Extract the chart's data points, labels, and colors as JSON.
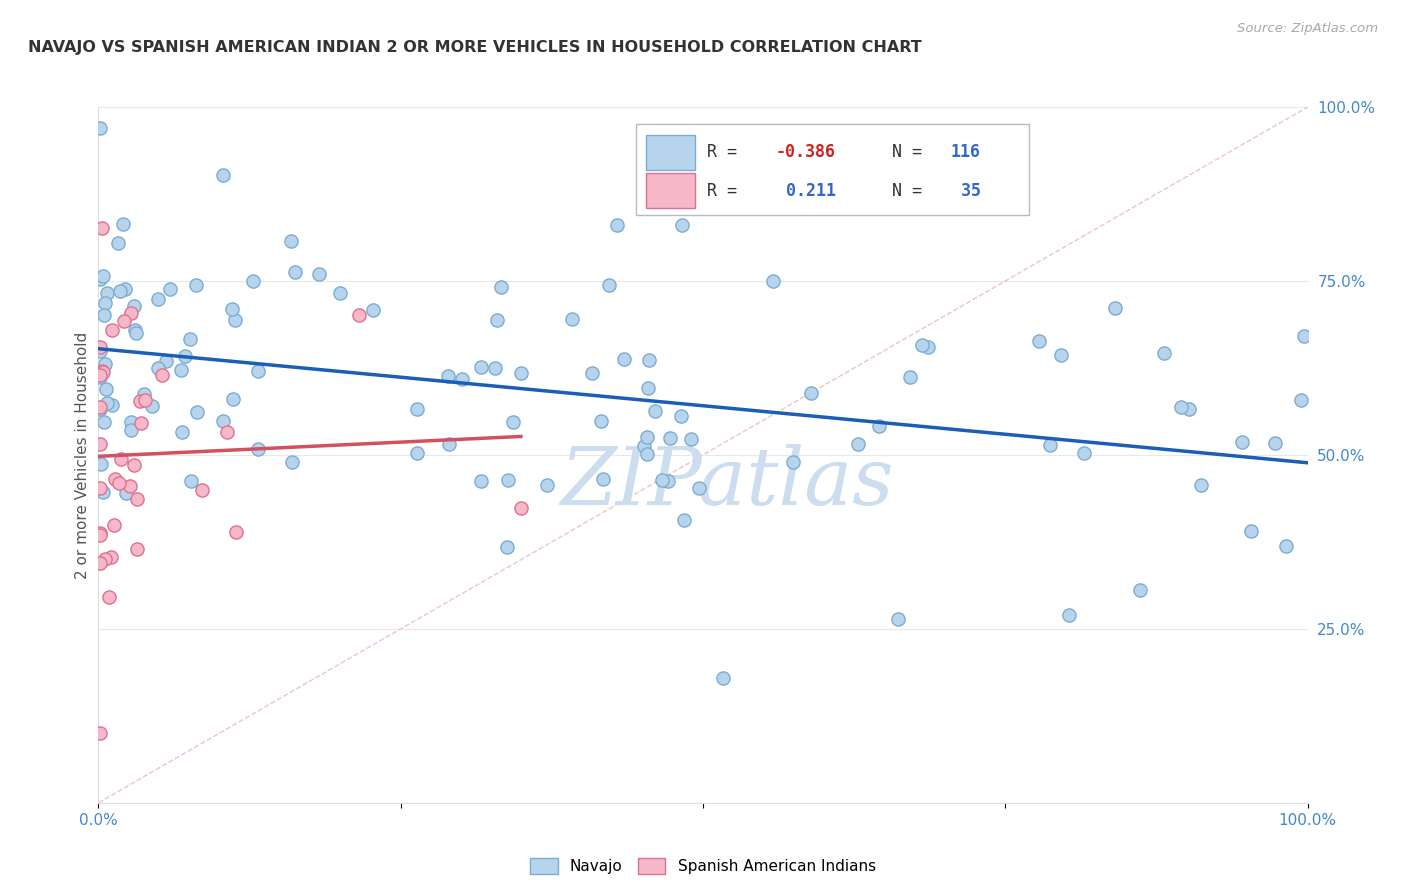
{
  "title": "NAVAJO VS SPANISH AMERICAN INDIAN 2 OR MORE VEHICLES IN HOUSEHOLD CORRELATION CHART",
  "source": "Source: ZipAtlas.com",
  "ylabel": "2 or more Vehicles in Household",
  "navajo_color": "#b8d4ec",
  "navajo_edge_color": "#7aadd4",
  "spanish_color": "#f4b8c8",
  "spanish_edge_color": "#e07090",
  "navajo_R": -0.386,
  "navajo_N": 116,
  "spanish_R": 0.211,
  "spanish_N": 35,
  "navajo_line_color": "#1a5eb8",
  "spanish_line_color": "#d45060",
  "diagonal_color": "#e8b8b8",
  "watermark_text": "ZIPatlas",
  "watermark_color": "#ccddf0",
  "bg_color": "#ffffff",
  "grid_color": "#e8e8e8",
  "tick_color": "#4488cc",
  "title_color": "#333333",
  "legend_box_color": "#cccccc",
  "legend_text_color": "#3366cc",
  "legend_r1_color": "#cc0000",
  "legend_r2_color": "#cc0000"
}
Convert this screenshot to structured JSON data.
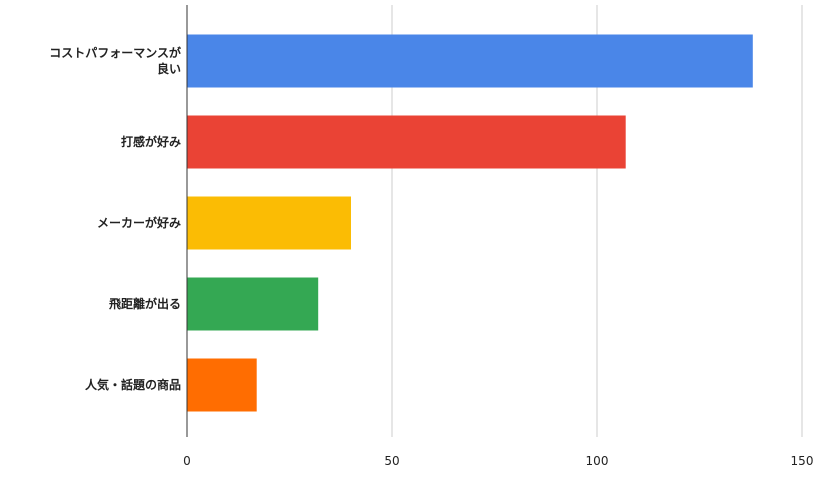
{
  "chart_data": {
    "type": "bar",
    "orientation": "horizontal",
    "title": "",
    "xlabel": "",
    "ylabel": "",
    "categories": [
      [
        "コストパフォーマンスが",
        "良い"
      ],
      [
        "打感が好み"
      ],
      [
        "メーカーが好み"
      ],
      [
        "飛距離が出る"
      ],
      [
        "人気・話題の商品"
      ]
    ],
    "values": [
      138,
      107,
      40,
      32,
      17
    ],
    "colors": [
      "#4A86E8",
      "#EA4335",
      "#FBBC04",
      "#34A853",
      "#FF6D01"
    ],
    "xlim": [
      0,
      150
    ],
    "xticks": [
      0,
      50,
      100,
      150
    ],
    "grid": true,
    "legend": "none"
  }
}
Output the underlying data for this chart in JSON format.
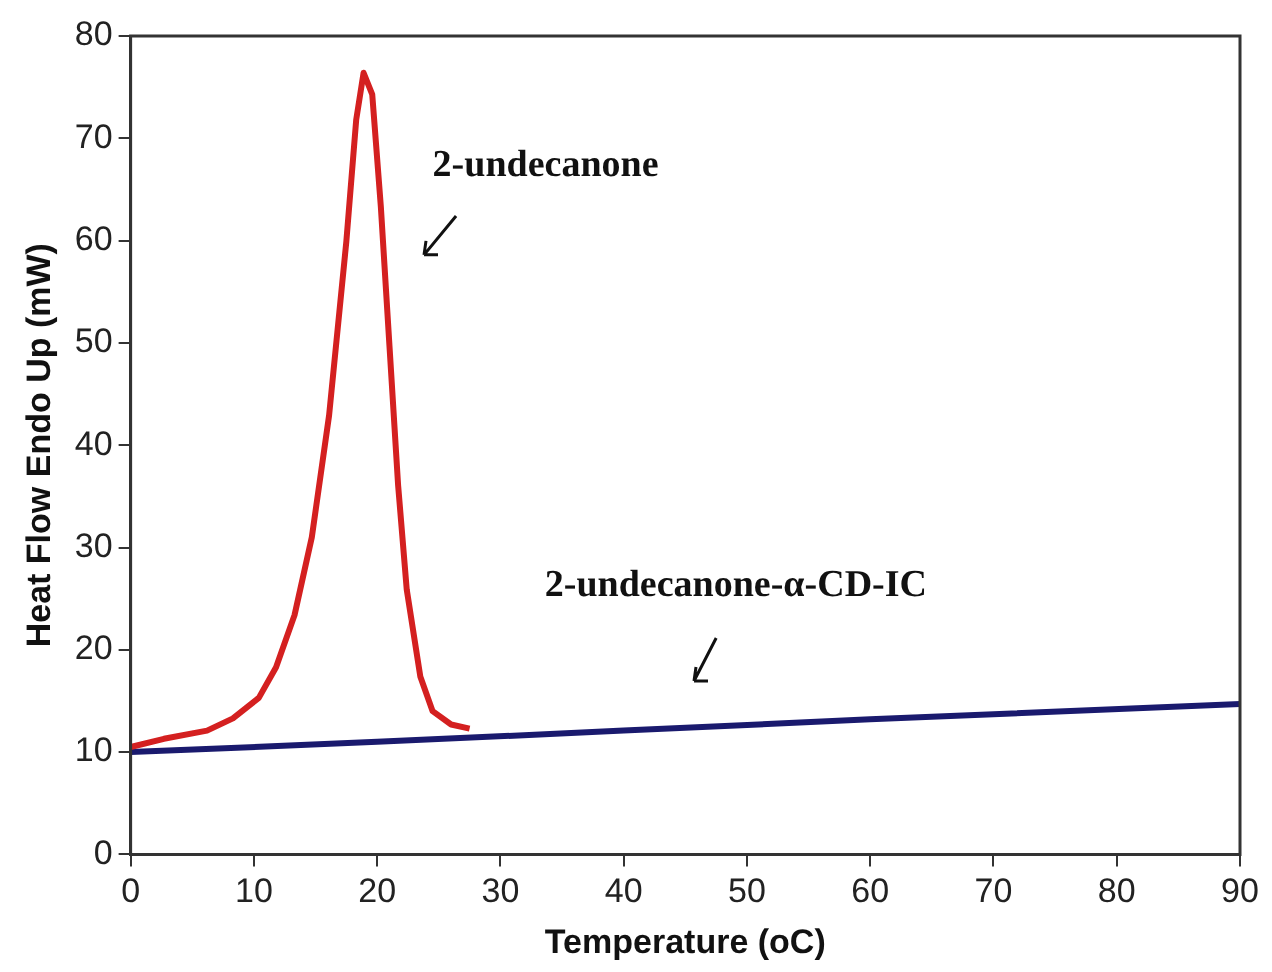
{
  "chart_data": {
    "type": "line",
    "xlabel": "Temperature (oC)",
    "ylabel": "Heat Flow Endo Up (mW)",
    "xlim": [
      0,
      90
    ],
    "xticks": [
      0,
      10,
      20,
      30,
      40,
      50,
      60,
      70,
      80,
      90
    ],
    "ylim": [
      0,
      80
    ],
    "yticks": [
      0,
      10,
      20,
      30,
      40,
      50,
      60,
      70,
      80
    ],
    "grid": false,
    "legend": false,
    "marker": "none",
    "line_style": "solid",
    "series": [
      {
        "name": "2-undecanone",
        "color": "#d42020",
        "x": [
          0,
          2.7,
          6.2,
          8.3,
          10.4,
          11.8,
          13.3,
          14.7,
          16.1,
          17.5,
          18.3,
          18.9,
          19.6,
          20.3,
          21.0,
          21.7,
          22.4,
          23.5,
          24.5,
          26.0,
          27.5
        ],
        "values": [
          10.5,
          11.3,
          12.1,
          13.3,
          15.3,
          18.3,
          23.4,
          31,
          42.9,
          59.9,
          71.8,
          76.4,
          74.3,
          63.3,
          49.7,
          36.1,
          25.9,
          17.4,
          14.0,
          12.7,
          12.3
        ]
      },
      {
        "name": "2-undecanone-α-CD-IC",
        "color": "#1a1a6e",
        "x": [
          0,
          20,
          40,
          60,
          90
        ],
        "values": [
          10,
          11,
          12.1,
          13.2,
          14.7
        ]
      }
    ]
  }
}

BRIEF — Retype all the records shown above, character for character. Omit every picture.

RESULT OF THIS TASK —
Extract the chart's data points, labels, and colors as JSON.
{
  "title": "NAVAJO VS SPANISH AMERICAN INDIAN 2 OR MORE VEHICLES IN HOUSEHOLD CORRELATION CHART",
  "source": "Source: ZipAtlas.com",
  "ylabel": "2 or more Vehicles in Household",
  "navajo_color": "#b8d4ec",
  "navajo_edge_color": "#7aadd4",
  "spanish_color": "#f4b8c8",
  "spanish_edge_color": "#e07090",
  "navajo_R": -0.386,
  "navajo_N": 116,
  "spanish_R": 0.211,
  "spanish_N": 35,
  "navajo_line_color": "#1a5eb8",
  "spanish_line_color": "#d45060",
  "diagonal_color": "#e8b8b8",
  "watermark_text": "ZIPatlas",
  "watermark_color": "#ccddf0",
  "bg_color": "#ffffff",
  "grid_color": "#e8e8e8",
  "tick_color": "#4488cc",
  "title_color": "#333333",
  "legend_box_color": "#cccccc",
  "legend_text_color": "#3366cc",
  "legend_r1_color": "#cc0000",
  "legend_r2_color": "#cc0000"
}
Convert this screenshot to structured JSON data.
{
  "chart_data": {
    "type": "bar",
    "orientation": "horizontal",
    "title": "",
    "xlabel": "",
    "ylabel": "",
    "categories": [
      [
        "コストパフォーマンスが",
        "良い"
      ],
      [
        "打感が好み"
      ],
      [
        "メーカーが好み"
      ],
      [
        "飛距離が出る"
      ],
      [
        "人気・話題の商品"
      ]
    ],
    "values": [
      138,
      107,
      40,
      32,
      17
    ],
    "colors": [
      "#4A86E8",
      "#EA4335",
      "#FBBC04",
      "#34A853",
      "#FF6D01"
    ],
    "xlim": [
      0,
      150
    ],
    "xticks": [
      0,
      50,
      100,
      150
    ],
    "grid": true,
    "legend": "none"
  }
}
Output the underlying data for this chart in JSON format.
{
  "chart_data": {
    "type": "line",
    "xlabel": "Temperature (oC)",
    "ylabel": "Heat Flow Endo Up (mW)",
    "xlim": [
      0,
      90
    ],
    "xticks": [
      0,
      10,
      20,
      30,
      40,
      50,
      60,
      70,
      80,
      90
    ],
    "ylim": [
      0,
      80
    ],
    "yticks": [
      0,
      10,
      20,
      30,
      40,
      50,
      60,
      70,
      80
    ],
    "grid": false,
    "legend": false,
    "marker": "none",
    "line_style": "solid",
    "series": [
      {
        "name": "2-undecanone",
        "color": "#d42020",
        "x": [
          0,
          2.7,
          6.2,
          8.3,
          10.4,
          11.8,
          13.3,
          14.7,
          16.1,
          17.5,
          18.3,
          18.9,
          19.6,
          20.3,
          21.0,
          21.7,
          22.4,
          23.5,
          24.5,
          26.0,
          27.5
        ],
        "values": [
          10.5,
          11.3,
          12.1,
          13.3,
          15.3,
          18.3,
          23.4,
          31,
          42.9,
          59.9,
          71.8,
          76.4,
          74.3,
          63.3,
          49.7,
          36.1,
          25.9,
          17.4,
          14.0,
          12.7,
          12.3
        ]
      },
      {
        "name": "2-undecanone-α-CD-IC",
        "color": "#1a1a6e",
        "x": [
          0,
          20,
          40,
          60,
          90
        ],
        "values": [
          10,
          11,
          12.1,
          13.2,
          14.7
        ]
      }
    ]
  }
}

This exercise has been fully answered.